* EXERCISE:
Extract every line that includes the string "content".

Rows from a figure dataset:
________________

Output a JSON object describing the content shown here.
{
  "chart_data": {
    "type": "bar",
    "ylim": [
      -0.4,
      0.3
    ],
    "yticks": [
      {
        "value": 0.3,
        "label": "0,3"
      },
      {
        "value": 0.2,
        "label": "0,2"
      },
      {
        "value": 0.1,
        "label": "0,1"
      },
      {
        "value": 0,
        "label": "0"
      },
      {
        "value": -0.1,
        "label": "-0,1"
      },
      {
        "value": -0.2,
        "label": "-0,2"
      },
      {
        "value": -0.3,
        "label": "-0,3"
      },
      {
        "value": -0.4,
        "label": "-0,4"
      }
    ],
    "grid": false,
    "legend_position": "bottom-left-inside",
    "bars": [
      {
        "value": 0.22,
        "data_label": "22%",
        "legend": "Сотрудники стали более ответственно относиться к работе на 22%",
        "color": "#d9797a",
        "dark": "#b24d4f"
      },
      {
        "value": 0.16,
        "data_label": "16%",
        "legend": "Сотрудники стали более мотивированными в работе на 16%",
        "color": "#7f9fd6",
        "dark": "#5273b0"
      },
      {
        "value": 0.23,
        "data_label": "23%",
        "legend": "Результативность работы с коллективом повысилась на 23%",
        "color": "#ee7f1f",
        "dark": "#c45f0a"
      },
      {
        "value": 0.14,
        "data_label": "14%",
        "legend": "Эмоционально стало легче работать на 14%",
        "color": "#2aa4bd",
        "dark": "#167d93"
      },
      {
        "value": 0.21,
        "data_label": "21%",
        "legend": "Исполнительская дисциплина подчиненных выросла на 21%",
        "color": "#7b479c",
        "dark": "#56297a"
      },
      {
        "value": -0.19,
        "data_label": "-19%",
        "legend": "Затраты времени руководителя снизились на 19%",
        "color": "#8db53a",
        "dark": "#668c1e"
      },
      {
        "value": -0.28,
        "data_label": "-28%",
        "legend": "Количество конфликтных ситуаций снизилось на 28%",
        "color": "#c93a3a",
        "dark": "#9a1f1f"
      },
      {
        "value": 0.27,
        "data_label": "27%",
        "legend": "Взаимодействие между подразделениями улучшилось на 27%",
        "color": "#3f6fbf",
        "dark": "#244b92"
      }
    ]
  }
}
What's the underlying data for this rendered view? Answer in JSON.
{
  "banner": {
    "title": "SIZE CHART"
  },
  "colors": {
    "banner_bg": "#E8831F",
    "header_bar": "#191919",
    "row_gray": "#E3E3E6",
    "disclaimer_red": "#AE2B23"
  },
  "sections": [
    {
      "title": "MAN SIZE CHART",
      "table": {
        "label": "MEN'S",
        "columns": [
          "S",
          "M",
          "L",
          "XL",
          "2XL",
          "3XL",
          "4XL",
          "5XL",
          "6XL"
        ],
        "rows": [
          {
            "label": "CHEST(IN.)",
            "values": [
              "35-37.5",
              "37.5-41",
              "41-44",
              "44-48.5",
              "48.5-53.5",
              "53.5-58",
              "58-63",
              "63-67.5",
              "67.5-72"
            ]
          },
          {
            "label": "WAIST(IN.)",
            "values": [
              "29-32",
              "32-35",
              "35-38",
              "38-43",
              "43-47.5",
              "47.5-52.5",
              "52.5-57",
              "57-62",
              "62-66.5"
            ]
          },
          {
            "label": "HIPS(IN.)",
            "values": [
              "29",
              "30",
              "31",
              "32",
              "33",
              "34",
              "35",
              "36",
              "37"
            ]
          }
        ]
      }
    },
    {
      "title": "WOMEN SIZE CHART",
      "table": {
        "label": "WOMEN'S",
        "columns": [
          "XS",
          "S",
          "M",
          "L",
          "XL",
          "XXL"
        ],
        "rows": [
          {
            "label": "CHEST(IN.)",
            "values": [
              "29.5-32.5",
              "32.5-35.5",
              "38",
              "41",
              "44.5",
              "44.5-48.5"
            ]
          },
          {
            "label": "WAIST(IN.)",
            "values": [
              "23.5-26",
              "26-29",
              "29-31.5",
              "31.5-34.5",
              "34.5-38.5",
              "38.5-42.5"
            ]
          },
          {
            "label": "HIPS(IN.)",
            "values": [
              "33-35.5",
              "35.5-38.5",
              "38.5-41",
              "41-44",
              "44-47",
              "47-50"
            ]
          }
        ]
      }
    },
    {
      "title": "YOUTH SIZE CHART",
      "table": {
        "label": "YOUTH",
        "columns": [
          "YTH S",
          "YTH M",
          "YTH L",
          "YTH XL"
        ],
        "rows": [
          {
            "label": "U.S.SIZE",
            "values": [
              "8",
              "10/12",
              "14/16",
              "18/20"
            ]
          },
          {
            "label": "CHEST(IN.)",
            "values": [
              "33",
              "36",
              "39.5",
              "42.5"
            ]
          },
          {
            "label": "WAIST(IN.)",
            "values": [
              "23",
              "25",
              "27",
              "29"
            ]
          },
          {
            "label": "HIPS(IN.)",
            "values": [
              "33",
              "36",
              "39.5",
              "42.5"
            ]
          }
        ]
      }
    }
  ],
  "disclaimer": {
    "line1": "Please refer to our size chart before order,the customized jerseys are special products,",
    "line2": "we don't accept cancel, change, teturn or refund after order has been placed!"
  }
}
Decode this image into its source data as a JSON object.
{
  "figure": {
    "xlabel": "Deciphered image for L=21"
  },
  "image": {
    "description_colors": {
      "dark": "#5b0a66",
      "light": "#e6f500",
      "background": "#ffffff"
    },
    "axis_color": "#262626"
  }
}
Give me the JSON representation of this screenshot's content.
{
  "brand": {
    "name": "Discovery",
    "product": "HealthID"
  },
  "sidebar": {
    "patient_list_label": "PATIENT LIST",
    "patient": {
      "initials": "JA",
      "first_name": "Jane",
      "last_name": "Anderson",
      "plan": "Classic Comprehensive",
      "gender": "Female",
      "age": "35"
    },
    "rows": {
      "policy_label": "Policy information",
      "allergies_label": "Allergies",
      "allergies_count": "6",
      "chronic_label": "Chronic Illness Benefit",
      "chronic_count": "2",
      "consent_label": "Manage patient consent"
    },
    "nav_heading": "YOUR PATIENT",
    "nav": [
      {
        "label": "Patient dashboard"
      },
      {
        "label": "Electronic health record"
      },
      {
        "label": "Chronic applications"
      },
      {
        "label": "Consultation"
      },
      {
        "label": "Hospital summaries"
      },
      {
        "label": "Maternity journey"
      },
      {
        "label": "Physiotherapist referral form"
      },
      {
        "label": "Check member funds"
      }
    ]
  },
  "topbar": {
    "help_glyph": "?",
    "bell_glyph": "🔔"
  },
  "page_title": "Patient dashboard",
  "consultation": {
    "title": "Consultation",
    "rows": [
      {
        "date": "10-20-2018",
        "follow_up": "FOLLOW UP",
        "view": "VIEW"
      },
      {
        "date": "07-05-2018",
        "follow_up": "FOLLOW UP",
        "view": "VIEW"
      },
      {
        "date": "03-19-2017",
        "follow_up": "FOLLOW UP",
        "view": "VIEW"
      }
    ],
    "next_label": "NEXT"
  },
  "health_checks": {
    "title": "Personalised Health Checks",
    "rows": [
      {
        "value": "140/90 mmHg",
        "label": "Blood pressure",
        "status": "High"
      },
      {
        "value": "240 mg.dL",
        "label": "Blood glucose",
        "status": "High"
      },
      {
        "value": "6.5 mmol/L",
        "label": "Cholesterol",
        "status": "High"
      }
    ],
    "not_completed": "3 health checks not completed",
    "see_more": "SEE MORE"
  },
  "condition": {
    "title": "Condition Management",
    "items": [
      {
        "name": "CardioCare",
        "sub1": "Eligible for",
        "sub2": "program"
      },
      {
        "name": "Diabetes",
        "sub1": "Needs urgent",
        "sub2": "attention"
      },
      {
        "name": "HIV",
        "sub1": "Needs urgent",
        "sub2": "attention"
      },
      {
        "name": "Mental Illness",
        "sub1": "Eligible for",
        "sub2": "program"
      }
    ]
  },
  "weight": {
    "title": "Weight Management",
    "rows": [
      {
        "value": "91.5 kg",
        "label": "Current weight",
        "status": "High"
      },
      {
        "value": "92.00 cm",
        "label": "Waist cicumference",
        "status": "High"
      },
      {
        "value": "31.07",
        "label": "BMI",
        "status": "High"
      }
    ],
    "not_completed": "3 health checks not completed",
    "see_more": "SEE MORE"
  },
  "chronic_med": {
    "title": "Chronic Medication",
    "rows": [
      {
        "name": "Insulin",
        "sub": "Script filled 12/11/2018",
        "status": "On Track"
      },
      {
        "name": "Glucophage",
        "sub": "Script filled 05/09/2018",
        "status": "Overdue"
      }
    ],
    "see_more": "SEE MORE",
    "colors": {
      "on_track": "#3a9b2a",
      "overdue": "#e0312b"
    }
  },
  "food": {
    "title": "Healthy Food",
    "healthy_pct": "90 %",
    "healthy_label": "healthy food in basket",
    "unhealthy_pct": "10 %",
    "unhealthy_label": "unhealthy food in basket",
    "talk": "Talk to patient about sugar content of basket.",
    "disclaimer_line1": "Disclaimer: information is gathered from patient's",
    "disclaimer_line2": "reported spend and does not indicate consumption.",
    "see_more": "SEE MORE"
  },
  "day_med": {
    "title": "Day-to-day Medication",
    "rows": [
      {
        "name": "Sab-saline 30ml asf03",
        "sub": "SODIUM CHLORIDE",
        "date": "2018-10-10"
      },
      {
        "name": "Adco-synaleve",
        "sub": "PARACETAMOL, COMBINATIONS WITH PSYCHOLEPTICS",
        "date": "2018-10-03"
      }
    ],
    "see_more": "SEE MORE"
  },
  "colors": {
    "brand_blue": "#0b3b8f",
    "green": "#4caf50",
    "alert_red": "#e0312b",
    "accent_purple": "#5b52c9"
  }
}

________________

* WRITTEN RESPONSE:
Output a JSON object describing the content shown here.
Give me the JSON representation of this screenshot's content.
    "talk": "Talk to patient about sugar content of basket.",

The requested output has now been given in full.